• [RECORDS SHOWN]

= = = =

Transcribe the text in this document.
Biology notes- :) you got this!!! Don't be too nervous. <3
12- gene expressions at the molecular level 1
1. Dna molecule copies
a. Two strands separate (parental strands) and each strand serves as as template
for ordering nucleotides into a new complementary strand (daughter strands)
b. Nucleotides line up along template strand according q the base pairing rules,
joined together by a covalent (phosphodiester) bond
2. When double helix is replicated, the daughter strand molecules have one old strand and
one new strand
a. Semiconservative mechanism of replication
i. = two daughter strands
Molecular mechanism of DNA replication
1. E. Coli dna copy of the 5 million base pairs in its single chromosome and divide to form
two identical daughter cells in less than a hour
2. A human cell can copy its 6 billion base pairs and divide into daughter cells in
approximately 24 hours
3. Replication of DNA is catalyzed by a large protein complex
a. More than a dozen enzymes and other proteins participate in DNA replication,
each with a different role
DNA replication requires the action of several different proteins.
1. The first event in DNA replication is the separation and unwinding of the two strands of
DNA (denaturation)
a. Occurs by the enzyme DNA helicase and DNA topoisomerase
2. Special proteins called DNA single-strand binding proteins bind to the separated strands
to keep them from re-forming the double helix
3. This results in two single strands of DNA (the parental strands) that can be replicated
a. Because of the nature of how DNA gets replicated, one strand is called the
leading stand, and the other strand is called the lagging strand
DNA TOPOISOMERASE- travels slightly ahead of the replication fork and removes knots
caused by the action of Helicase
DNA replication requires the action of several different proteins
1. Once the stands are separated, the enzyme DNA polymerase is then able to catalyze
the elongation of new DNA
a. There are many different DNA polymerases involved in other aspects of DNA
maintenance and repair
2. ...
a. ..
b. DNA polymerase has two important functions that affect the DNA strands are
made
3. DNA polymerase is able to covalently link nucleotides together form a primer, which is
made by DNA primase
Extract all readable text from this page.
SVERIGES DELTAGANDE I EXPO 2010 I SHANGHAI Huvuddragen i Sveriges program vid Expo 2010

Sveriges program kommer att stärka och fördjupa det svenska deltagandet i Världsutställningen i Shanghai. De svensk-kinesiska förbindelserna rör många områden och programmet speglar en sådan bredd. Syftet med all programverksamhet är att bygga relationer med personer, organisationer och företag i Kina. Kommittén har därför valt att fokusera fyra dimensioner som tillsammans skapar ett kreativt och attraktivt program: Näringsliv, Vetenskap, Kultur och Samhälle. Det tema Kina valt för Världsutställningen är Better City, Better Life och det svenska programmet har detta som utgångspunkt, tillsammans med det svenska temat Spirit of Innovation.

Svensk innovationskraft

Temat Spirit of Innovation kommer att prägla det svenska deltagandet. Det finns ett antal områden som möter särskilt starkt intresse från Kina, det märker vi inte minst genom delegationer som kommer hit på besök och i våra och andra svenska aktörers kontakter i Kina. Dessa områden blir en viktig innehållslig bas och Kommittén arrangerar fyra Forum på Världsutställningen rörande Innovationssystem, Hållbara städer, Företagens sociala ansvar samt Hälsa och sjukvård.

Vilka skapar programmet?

= = = =

• [WHAT THE EXERCISE ASKS] Repeat the lines above exactly.

• [RESULT FOR THIS EXERCISE]
Transcribe the text in this document.
Biology notes- :) you got this!!! Don't be too nervous. <3
12- gene expressions at the molecular level 1
1. Dna molecule copies
a. Two strands separate (parental strands) and each strand serves as as template
for ordering nucleotides into a new complementary strand (daughter strands)
b. Nucleotides line up along template strand according q the base pairing rules,
joined together by a covalent (phosphodiester) bond
2. When double helix is replicated, the daughter strand molecules have one old strand and
one new strand
a. Semiconservative mechanism of replication
i. = two daughter strands
Molecular mechanism of DNA replication
1. E. Coli dna copy of the 5 million base pairs in its single chromosome and divide to form
two identical daughter cells in less than a hour
2. A human cell can copy its 6 billion base pairs and divide into daughter cells in
approximately 24 hours
3. Replication of DNA is catalyzed by a large protein complex
a. More than a dozen enzymes and other proteins participate in DNA replication,
each with a different role
DNA replication requires the action of several different proteins.
1. The first event in DNA replication is the separation and unwinding of the two strands of
DNA (denaturation)
a. Occurs by the enzyme DNA helicase and DNA topoisomerase
2. Special proteins called DNA single-strand binding proteins bind to the separated strands
to keep them from re-forming the double helix
3. This results in two single strands of DNA (the parental strands) that can be replicated
a. Because of the nature of how DNA gets replicated, one strand is called the
leading stand, and the other strand is called the lagging strand
DNA TOPOISOMERASE- travels slightly ahead of the replication fork and removes knots
caused by the action of Helicase
DNA replication requires the action of several different proteins
1. Once the stands are separated, the enzyme DNA polymerase is then able to catalyze
the elongation of new DNA
a. There are many different DNA polymerases involved in other aspects of DNA
maintenance and repair
2. ...
a. ..
b. DNA polymerase has two important functions that affect the DNA strands are
made
3. DNA polymerase is able to covalently link nucleotides together form a primer, which is
made by DNA primase
Extract all readable text from this page.
SVERIGES DELTAGANDE I EXPO 2010 I SHANGHAI Huvuddragen i Sveriges program vid Expo 2010

Sveriges program kommer att stärka och fördjupa det svenska deltagandet i Världsutställningen i Shanghai. De svensk-kinesiska förbindelserna rör många områden och programmet speglar en sådan bredd. Syftet med all programverksamhet är att bygga relationer med personer, organisationer och företag i Kina. Kommittén har därför valt att fokusera fyra dimensioner som tillsammans skapar ett kreativt och attraktivt program: Näringsliv, Vetenskap, Kultur och Samhälle. Det tema Kina valt för Världsutställningen är Better City, Better Life och det svenska programmet har detta som utgångspunkt, tillsammans med det svenska temat Spirit of Innovation.

Svensk innovationskraft

Temat Spirit of Innovation kommer att prägla det svenska deltagandet. Det finns ett antal områden som möter särskilt starkt intresse från Kina, det märker vi inte minst genom delegationer som kommer hit på besök och i våra och andra svenska aktörers kontakter i Kina. Dessa områden blir en viktig innehållslig bas och Kommittén arrangerar fyra Forum på Världsutställningen rörande Innovationssystem, Hållbara städer, Företagens sociala ansvar samt Hälsa och sjukvård.

Vilka skapar programmet?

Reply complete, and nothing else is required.